# [INFORMATION PROVIDED]

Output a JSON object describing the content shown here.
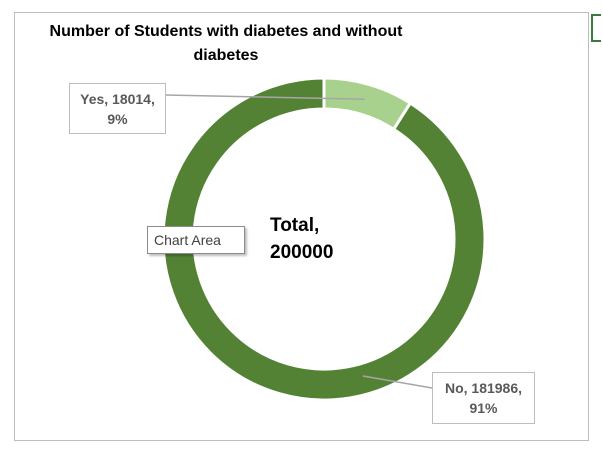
{
  "chart_data": {
    "type": "pie",
    "title": "Number of Students with diabetes and without diabetes",
    "center_label": "Total,\n200000",
    "slices": [
      {
        "label": "Yes",
        "value": 18014,
        "percent": "9%",
        "data_label": "Yes, 18014,\n9%",
        "color": "#a9d18e"
      },
      {
        "label": "No",
        "value": 181986,
        "percent": "91%",
        "data_label": "No, 181986,\n91%",
        "color": "#548235"
      }
    ],
    "hole": "donut"
  },
  "tooltip": {
    "text": "Chart Area"
  },
  "colors": {
    "leader_line": "#a6a6a6",
    "slice_border": "#ffffff"
  }
}
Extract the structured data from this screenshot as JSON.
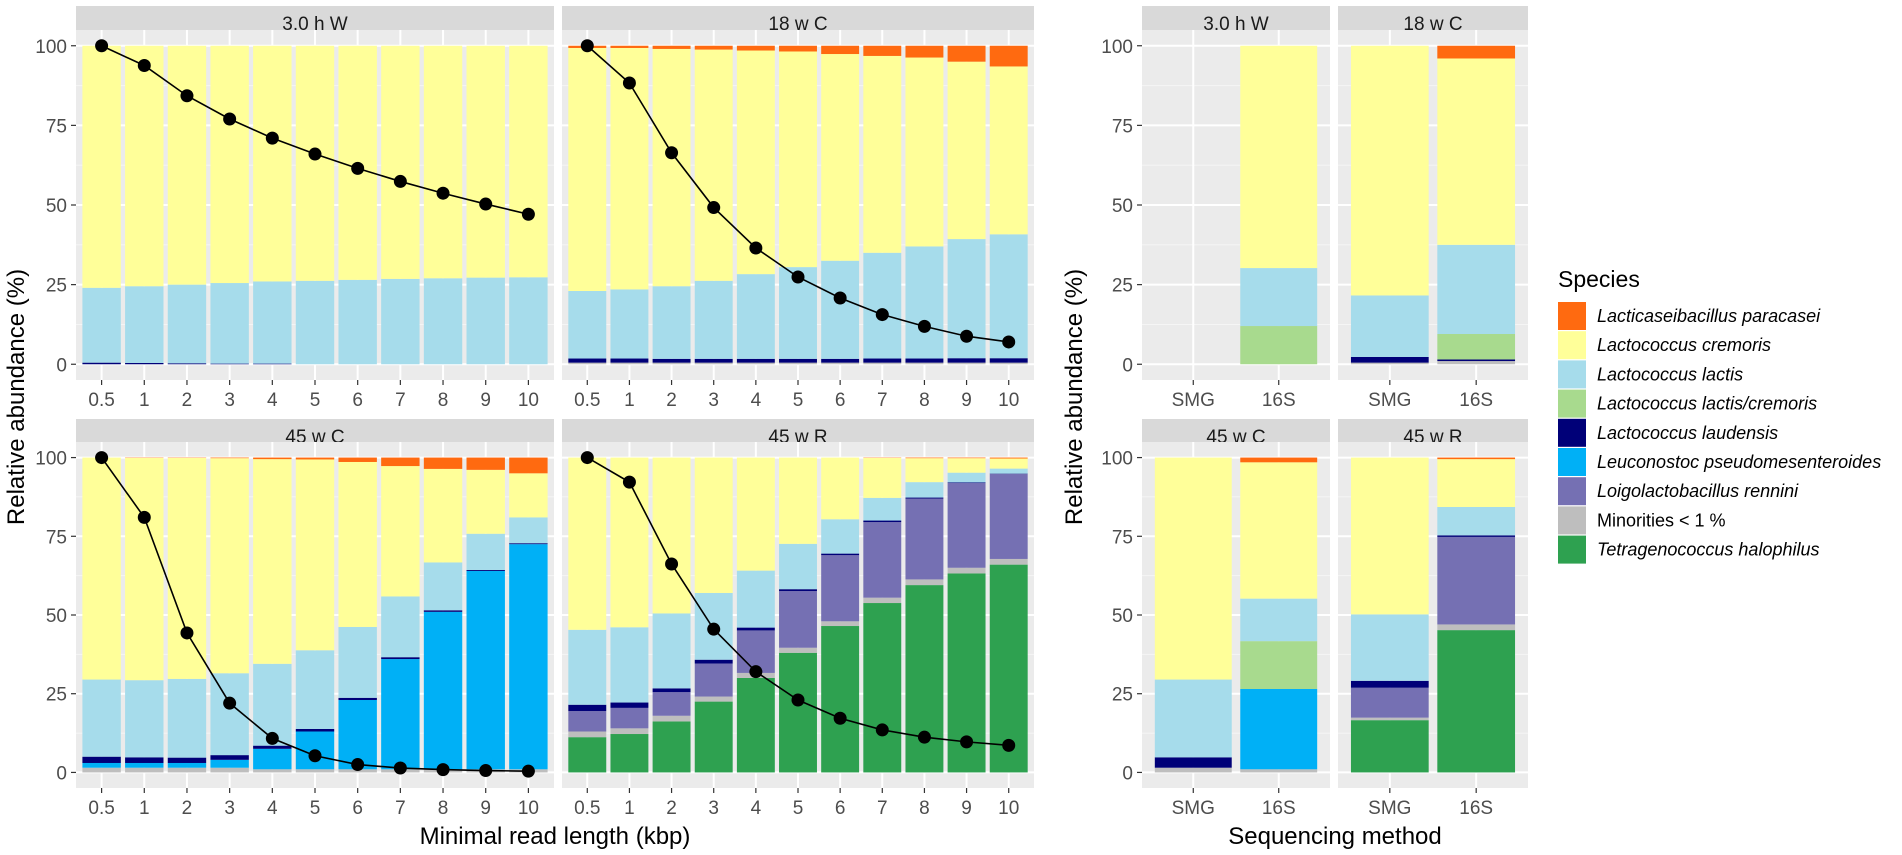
{
  "colors": {
    "Lacticaseibacillus paracasei": "#FF6A10",
    "Lactococcus cremoris": "#FFFF99",
    "Lactococcus lactis": "#A6DCEB",
    "Lactococcus lactis/cremoris": "#A8DA8E",
    "Lactococcus laudensis": "#000078",
    "Leuconostoc pseudomesenteroides": "#00B0F6",
    "Loigolactobacillus rennini": "#7570B3",
    "Minorities < 1 %": "#BEBEBE",
    "Tetragenococcus halophilus": "#2EA150"
  },
  "legend": {
    "title": "Species",
    "entries": [
      {
        "label": "Lacticaseibacillus paracasei",
        "italic": true
      },
      {
        "label": "Lactococcus cremoris",
        "italic": true
      },
      {
        "label": "Lactococcus lactis",
        "italic": true
      },
      {
        "label": "Lactococcus lactis/cremoris",
        "italic": true
      },
      {
        "label": "Lactococcus laudensis",
        "italic": true
      },
      {
        "label": "Leuconostoc pseudomesenteroides",
        "italic": true
      },
      {
        "label": "Loigolactobacillus rennini",
        "italic": true
      },
      {
        "label": "Minorities < 1 %",
        "italic": false
      },
      {
        "label": "Tetragenococcus halophilus",
        "italic": true
      }
    ]
  },
  "chart_data": [
    {
      "type": "bar",
      "stacked": true,
      "xlabel": "Minimal read length (kbp)",
      "ylabel": "Relative abundance (%)",
      "ylim": [
        0,
        100
      ],
      "yticks": [
        0,
        25,
        50,
        75,
        100
      ],
      "categories": [
        "0.5",
        "1",
        "2",
        "3",
        "4",
        "5",
        "6",
        "7",
        "8",
        "9",
        "10"
      ],
      "panels": [
        {
          "title": "3.0 h W",
          "series": [
            {
              "name": "Minorities < 1 %",
              "values": [
                0,
                0,
                0,
                0,
                0,
                0,
                0,
                0,
                0,
                0,
                0
              ]
            },
            {
              "name": "Lactococcus laudensis",
              "values": [
                0.5,
                0.4,
                0.3,
                0.2,
                0.2,
                0,
                0,
                0,
                0,
                0,
                0
              ]
            },
            {
              "name": "Lactococcus lactis",
              "values": [
                23.5,
                24.1,
                24.7,
                25.3,
                25.8,
                26.2,
                26.5,
                26.8,
                27.0,
                27.2,
                27.3
              ]
            },
            {
              "name": "Lactococcus cremoris",
              "values": [
                76.0,
                75.5,
                75.0,
                74.5,
                74.0,
                73.8,
                73.5,
                73.2,
                73.0,
                72.8,
                72.7
              ]
            }
          ],
          "line": [
            100,
            93.8,
            84.3,
            77.0,
            71.0,
            66.0,
            61.5,
            57.4,
            53.7,
            50.3,
            47.1
          ]
        },
        {
          "title": "18 w C",
          "series": [
            {
              "name": "Minorities < 1 %",
              "values": [
                0.5,
                0.5,
                0.5,
                0.5,
                0.5,
                0.5,
                0.5,
                0.5,
                0.5,
                0.5,
                0.5
              ]
            },
            {
              "name": "Lactococcus laudensis",
              "values": [
                1.3,
                1.3,
                1.2,
                1.2,
                1.2,
                1.2,
                1.2,
                1.3,
                1.3,
                1.4,
                1.4
              ]
            },
            {
              "name": "Lactococcus lactis",
              "values": [
                21.2,
                21.7,
                22.8,
                24.5,
                26.6,
                28.8,
                30.8,
                33.2,
                35.2,
                37.4,
                38.9
              ]
            },
            {
              "name": "Lactococcus cremoris",
              "values": [
                76.3,
                75.8,
                74.5,
                72.6,
                70.2,
                67.7,
                64.9,
                61.8,
                59.3,
                55.7,
                52.7
              ]
            },
            {
              "name": "Lacticaseibacillus paracasei",
              "values": [
                0.7,
                0.7,
                1.0,
                1.2,
                1.5,
                1.8,
                2.6,
                3.2,
                3.7,
                5.0,
                6.5
              ]
            }
          ],
          "line": [
            100,
            88.3,
            66.4,
            49.2,
            36.5,
            27.4,
            20.8,
            15.6,
            11.9,
            8.8,
            7.0
          ]
        },
        {
          "title": "45 w C",
          "series": [
            {
              "name": "Minorities < 1 %",
              "values": [
                1.5,
                1.5,
                1.5,
                1.5,
                1.0,
                1.0,
                1.0,
                1.0,
                1.0,
                1.0,
                1.0
              ]
            },
            {
              "name": "Leuconostoc pseudomesenteroides",
              "values": [
                1.5,
                1.5,
                1.5,
                2.5,
                6.5,
                12.0,
                22.0,
                35.0,
                50.0,
                63.0,
                71.5
              ]
            },
            {
              "name": "Lactococcus laudensis",
              "values": [
                2.0,
                1.8,
                1.7,
                1.5,
                1.0,
                0.8,
                0.7,
                0.6,
                0.5,
                0.3,
                0.3
              ]
            },
            {
              "name": "Lactococcus lactis",
              "values": [
                24.5,
                24.5,
                25.0,
                26.0,
                26.0,
                25.0,
                22.5,
                19.3,
                15.2,
                11.5,
                8.2
              ]
            },
            {
              "name": "Lactococcus cremoris",
              "values": [
                70.5,
                70.6,
                70.2,
                68.3,
                65.0,
                60.6,
                52.4,
                41.4,
                29.7,
                20.3,
                14.0
              ]
            },
            {
              "name": "Lacticaseibacillus paracasei",
              "values": [
                0,
                0.1,
                0.1,
                0.2,
                0.5,
                0.6,
                1.4,
                2.7,
                3.6,
                3.9,
                5.0
              ]
            }
          ],
          "line": [
            100,
            81.0,
            44.3,
            22.0,
            10.8,
            5.3,
            2.5,
            1.4,
            0.9,
            0.6,
            0.4
          ]
        },
        {
          "title": "45 w R",
          "series": [
            {
              "name": "Tetragenococcus halophilus",
              "values": [
                11.2,
                12.2,
                16.2,
                22.5,
                30.0,
                38.0,
                46.5,
                53.8,
                59.5,
                63.2,
                66.0
              ]
            },
            {
              "name": "Minorities < 1 %",
              "values": [
                1.8,
                1.8,
                1.8,
                1.6,
                1.6,
                1.6,
                1.5,
                1.7,
                1.8,
                1.8,
                1.8
              ]
            },
            {
              "name": "Loigolactobacillus rennini",
              "values": [
                6.5,
                6.5,
                7.5,
                10.5,
                13.5,
                18.0,
                21.0,
                24.0,
                25.7,
                26.9,
                27.0
              ]
            },
            {
              "name": "Lactococcus laudensis",
              "values": [
                2.0,
                1.7,
                1.2,
                1.2,
                0.9,
                0.6,
                0.5,
                0.5,
                0.3,
                0.2,
                0.1
              ]
            },
            {
              "name": "Lactococcus lactis",
              "values": [
                23.8,
                23.9,
                23.8,
                21.2,
                18.1,
                14.4,
                10.9,
                7.2,
                4.9,
                3.1,
                1.6
              ]
            },
            {
              "name": "Lactococcus cremoris",
              "values": [
                54.7,
                53.9,
                49.5,
                43.0,
                35.9,
                27.4,
                19.6,
                12.7,
                7.6,
                4.6,
                3.2
              ]
            },
            {
              "name": "Lacticaseibacillus paracasei",
              "values": [
                0,
                0,
                0,
                0,
                0,
                0,
                0,
                0.1,
                0.2,
                0.2,
                0.3
              ]
            }
          ],
          "line": [
            100,
            92.2,
            66.2,
            45.5,
            32.0,
            23.0,
            17.2,
            13.5,
            11.2,
            9.7,
            8.6
          ]
        }
      ]
    },
    {
      "type": "bar",
      "stacked": true,
      "xlabel": "Sequencing method",
      "ylabel": "Relative abundance (%)",
      "ylim": [
        0,
        100
      ],
      "yticks": [
        0,
        25,
        50,
        75,
        100
      ],
      "categories": [
        "SMG",
        "16S"
      ],
      "panels": [
        {
          "title": "3.0 h W",
          "series": [
            {
              "name": "Lactococcus lactis/cremoris",
              "values": [
                null,
                12.0
              ]
            },
            {
              "name": "Lactococcus lactis",
              "values": [
                null,
                18.2
              ]
            },
            {
              "name": "Lactococcus cremoris",
              "values": [
                null,
                69.8
              ]
            }
          ]
        },
        {
          "title": "18 w C",
          "series": [
            {
              "name": "Minorities < 1 %",
              "values": [
                0.5,
                1.0
              ]
            },
            {
              "name": "Lactococcus laudensis",
              "values": [
                1.8,
                0.5
              ]
            },
            {
              "name": "Lactococcus lactis/cremoris",
              "values": [
                0,
                8.0
              ]
            },
            {
              "name": "Lactococcus lactis",
              "values": [
                19.3,
                28.0
              ]
            },
            {
              "name": "Lactococcus cremoris",
              "values": [
                78.4,
                58.5
              ]
            },
            {
              "name": "Lacticaseibacillus paracasei",
              "values": [
                0,
                4.0
              ]
            }
          ]
        },
        {
          "title": "45 w C",
          "series": [
            {
              "name": "Minorities < 1 %",
              "values": [
                1.5,
                1.0
              ]
            },
            {
              "name": "Leuconostoc pseudomesenteroides",
              "values": [
                0,
                25.5
              ]
            },
            {
              "name": "Lactococcus laudensis",
              "values": [
                3.3,
                0
              ]
            },
            {
              "name": "Lactococcus lactis/cremoris",
              "values": [
                0,
                15.2
              ]
            },
            {
              "name": "Lactococcus lactis",
              "values": [
                24.7,
                13.5
              ]
            },
            {
              "name": "Lactococcus cremoris",
              "values": [
                70.5,
                43.3
              ]
            },
            {
              "name": "Lacticaseibacillus paracasei",
              "values": [
                0,
                1.5
              ]
            }
          ]
        },
        {
          "title": "45 w R",
          "series": [
            {
              "name": "Tetragenococcus halophilus",
              "values": [
                16.6,
                45.2
              ]
            },
            {
              "name": "Minorities < 1 %",
              "values": [
                0.8,
                1.8
              ]
            },
            {
              "name": "Loigolactobacillus rennini",
              "values": [
                9.5,
                27.8
              ]
            },
            {
              "name": "Lactococcus laudensis",
              "values": [
                2.2,
                0.5
              ]
            },
            {
              "name": "Lactococcus lactis",
              "values": [
                21.1,
                9.0
              ]
            },
            {
              "name": "Lactococcus cremoris",
              "values": [
                49.8,
                15.2
              ]
            },
            {
              "name": "Lacticaseibacillus paracasei",
              "values": [
                0,
                0.5
              ]
            }
          ]
        }
      ]
    }
  ]
}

# [SHORT EXERCISE]
From the data above, pick out each line containing "xlabel" and copy it.

# [COMPLETE OUTPUT]
      "xlabel": "Minimal read length (kbp)",
      "xlabel": "Sequencing method",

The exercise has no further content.